What you have to do >> Repeat every entry in the listing below, exactly.

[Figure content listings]
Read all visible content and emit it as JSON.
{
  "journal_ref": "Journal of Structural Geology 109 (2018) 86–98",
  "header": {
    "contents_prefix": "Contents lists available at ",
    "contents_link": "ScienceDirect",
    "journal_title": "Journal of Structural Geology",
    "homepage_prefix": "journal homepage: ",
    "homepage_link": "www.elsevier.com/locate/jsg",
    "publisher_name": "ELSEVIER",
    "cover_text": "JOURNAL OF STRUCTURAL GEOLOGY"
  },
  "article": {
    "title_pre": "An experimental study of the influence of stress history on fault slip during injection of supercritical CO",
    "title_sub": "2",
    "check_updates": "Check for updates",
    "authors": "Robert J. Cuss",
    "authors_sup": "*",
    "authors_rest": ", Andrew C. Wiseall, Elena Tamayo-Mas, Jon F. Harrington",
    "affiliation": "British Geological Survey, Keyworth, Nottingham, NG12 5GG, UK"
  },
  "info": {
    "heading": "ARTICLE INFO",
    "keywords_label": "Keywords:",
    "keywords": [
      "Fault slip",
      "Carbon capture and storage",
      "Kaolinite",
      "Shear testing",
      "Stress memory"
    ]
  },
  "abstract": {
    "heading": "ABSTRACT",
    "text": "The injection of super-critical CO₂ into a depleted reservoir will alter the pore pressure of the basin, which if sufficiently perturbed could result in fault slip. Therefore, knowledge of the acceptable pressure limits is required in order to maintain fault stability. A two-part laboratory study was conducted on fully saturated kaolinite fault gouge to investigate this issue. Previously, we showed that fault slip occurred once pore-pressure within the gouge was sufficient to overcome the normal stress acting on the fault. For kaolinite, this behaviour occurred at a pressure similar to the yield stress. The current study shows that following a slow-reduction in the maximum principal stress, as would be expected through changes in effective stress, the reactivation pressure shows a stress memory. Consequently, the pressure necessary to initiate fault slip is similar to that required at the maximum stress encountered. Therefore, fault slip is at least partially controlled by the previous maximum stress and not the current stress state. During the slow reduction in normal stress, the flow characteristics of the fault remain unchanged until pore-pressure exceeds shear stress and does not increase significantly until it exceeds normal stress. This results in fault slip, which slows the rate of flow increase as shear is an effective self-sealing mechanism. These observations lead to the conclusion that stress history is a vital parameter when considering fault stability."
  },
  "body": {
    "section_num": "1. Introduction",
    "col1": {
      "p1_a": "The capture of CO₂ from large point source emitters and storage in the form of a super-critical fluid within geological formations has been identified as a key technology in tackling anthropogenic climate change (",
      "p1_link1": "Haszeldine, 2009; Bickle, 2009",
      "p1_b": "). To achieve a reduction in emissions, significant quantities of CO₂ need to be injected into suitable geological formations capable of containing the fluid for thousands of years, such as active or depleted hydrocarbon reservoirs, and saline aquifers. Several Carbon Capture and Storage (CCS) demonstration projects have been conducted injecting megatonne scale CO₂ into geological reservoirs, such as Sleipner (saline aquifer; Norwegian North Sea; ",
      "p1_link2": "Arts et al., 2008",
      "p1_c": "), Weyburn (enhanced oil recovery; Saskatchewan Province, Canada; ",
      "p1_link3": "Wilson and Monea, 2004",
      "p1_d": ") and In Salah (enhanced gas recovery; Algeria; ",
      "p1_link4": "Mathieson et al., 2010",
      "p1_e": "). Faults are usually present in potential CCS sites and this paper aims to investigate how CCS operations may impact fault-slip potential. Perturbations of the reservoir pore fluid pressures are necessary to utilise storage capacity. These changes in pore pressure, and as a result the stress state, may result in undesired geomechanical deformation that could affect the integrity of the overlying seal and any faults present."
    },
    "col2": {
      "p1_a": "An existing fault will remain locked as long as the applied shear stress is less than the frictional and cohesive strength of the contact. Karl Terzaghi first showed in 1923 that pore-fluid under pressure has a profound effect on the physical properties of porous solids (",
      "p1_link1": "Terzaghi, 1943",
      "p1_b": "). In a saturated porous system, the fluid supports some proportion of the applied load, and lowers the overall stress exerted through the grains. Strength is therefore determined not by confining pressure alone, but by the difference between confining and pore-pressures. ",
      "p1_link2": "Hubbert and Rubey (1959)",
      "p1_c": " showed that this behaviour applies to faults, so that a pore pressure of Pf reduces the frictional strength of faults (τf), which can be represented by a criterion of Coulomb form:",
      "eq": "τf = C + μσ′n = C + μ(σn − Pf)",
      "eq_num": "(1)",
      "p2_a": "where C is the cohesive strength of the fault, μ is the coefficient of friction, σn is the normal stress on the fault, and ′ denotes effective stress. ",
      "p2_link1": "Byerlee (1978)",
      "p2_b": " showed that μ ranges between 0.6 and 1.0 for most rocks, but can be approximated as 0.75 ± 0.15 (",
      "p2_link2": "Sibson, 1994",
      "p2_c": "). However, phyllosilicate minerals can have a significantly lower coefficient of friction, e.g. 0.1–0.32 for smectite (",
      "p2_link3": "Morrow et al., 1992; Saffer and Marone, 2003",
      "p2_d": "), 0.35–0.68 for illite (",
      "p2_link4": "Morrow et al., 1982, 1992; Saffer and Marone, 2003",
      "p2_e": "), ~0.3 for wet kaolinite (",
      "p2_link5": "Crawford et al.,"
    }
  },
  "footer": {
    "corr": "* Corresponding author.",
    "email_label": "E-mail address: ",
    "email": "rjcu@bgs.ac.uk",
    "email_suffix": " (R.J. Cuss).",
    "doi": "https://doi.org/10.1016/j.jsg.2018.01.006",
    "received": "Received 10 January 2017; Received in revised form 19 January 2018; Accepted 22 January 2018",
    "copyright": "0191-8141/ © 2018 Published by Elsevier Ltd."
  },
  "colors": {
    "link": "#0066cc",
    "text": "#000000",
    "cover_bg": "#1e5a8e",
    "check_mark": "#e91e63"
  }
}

Written answer >>
Read all visible content and emit it as JSON.
{
  "journal_ref": "Journal of Structural Geology 109 (2018) 86–98",
  "header": {
    "contents_prefix": "Contents lists available at ",
    "contents_link": "ScienceDirect",
    "journal_title": "Journal of Structural Geology",
    "homepage_prefix": "journal homepage: ",
    "homepage_link": "www.elsevier.com/locate/jsg",
    "publisher_name": "ELSEVIER",
    "cover_text": "JOURNAL OF STRUCTURAL GEOLOGY"
  },
  "article": {
    "title_pre": "An experimental study of the influence of stress history on fault slip during injection of supercritical CO",
    "title_sub": "2",
    "check_updates": "Check for updates",
    "authors": "Robert J. Cuss",
    "authors_sup": "*",
    "authors_rest": ", Andrew C. Wiseall, Elena Tamayo-Mas, Jon F. Harrington",
    "affiliation": "British Geological Survey, Keyworth, Nottingham, NG12 5GG, UK"
  },
  "info": {
    "heading": "ARTICLE INFO",
    "keywords_label": "Keywords:",
    "keywords": [
      "Fault slip",
      "Carbon capture and storage",
      "Kaolinite",
      "Shear testing",
      "Stress memory"
    ]
  },
  "abstract": {
    "heading": "ABSTRACT",
    "text": "The injection of super-critical CO₂ into a depleted reservoir will alter the pore pressure of the basin, which if sufficiently perturbed could result in fault slip. Therefore, knowledge of the acceptable pressure limits is required in order to maintain fault stability. A two-part laboratory study was conducted on fully saturated kaolinite fault gouge to investigate this issue. Previously, we showed that fault slip occurred once pore-pressure within the gouge was sufficient to overcome the normal stress acting on the fault. For kaolinite, this behaviour occurred at a pressure similar to the yield stress. The current study shows that following a slow-reduction in the maximum principal stress, as would be expected through changes in effective stress, the reactivation pressure shows a stress memory. Consequently, the pressure necessary to initiate fault slip is similar to that required at the maximum stress encountered. Therefore, fault slip is at least partially controlled by the previous maximum stress and not the current stress state. During the slow reduction in normal stress, the flow characteristics of the fault remain unchanged until pore-pressure exceeds shear stress and does not increase significantly until it exceeds normal stress. This results in fault slip, which slows the rate of flow increase as shear is an effective self-sealing mechanism. These observations lead to the conclusion that stress history is a vital parameter when considering fault stability."
  },
  "body": {
    "section_num": "1. Introduction",
    "col1": {
      "p1_a": "The capture of CO₂ from large point source emitters and storage in the form of a super-critical fluid within geological formations has been identified as a key technology in tackling anthropogenic climate change (",
      "p1_link1": "Haszeldine, 2009; Bickle, 2009",
      "p1_b": "). To achieve a reduction in emissions, significant quantities of CO₂ need to be injected into suitable geological formations capable of containing the fluid for thousands of years, such as active or depleted hydrocarbon reservoirs, and saline aquifers. Several Carbon Capture and Storage (CCS) demonstration projects have been conducted injecting megatonne scale CO₂ into geological reservoirs, such as Sleipner (saline aquifer; Norwegian North Sea; ",
      "p1_link2": "Arts et al., 2008",
      "p1_c": "), Weyburn (enhanced oil recovery; Saskatchewan Province, Canada; ",
      "p1_link3": "Wilson and Monea, 2004",
      "p1_d": ") and In Salah (enhanced gas recovery; Algeria; ",
      "p1_link4": "Mathieson et al., 2010",
      "p1_e": "). Faults are usually present in potential CCS sites and this paper aims to investigate how CCS operations may impact fault-slip potential. Perturbations of the reservoir pore fluid pressures are necessary to utilise storage capacity. These changes in pore pressure, and as a result the stress state, may result in undesired geomechanical deformation that could affect the integrity of the overlying seal and any faults present."
    },
    "col2": {
      "p1_a": "An existing fault will remain locked as long as the applied shear stress is less than the frictional and cohesive strength of the contact. Karl Terzaghi first showed in 1923 that pore-fluid under pressure has a profound effect on the physical properties of porous solids (",
      "p1_link1": "Terzaghi, 1943",
      "p1_b": "). In a saturated porous system, the fluid supports some proportion of the applied load, and lowers the overall stress exerted through the grains. Strength is therefore determined not by confining pressure alone, but by the difference between confining and pore-pressures. ",
      "p1_link2": "Hubbert and Rubey (1959)",
      "p1_c": " showed that this behaviour applies to faults, so that a pore pressure of Pf reduces the frictional strength of faults (τf), which can be represented by a criterion of Coulomb form:",
      "eq": "τf = C + μσ′n = C + μ(σn − Pf)",
      "eq_num": "(1)",
      "p2_a": "where C is the cohesive strength of the fault, μ is the coefficient of friction, σn is the normal stress on the fault, and ′ denotes effective stress. ",
      "p2_link1": "Byerlee (1978)",
      "p2_b": " showed that μ ranges between 0.6 and 1.0 for most rocks, but can be approximated as 0.75 ± 0.15 (",
      "p2_link2": "Sibson, 1994",
      "p2_c": "). However, phyllosilicate minerals can have a significantly lower coefficient of friction, e.g. 0.1–0.32 for smectite (",
      "p2_link3": "Morrow et al., 1992; Saffer and Marone, 2003",
      "p2_d": "), 0.35–0.68 for illite (",
      "p2_link4": "Morrow et al., 1982, 1992; Saffer and Marone, 2003",
      "p2_e": "), ~0.3 for wet kaolinite (",
      "p2_link5": "Crawford et al.,"
    }
  },
  "footer": {
    "corr": "* Corresponding author.",
    "email_label": "E-mail address: ",
    "email": "rjcu@bgs.ac.uk",
    "email_suffix": " (R.J. Cuss).",
    "doi": "https://doi.org/10.1016/j.jsg.2018.01.006",
    "received": "Received 10 January 2017; Received in revised form 19 January 2018; Accepted 22 January 2018",
    "copyright": "0191-8141/ © 2018 Published by Elsevier Ltd."
  },
  "colors": {
    "link": "#0066cc",
    "text": "#000000",
    "cover_bg": "#1e5a8e",
    "check_mark": "#e91e63"
  }
}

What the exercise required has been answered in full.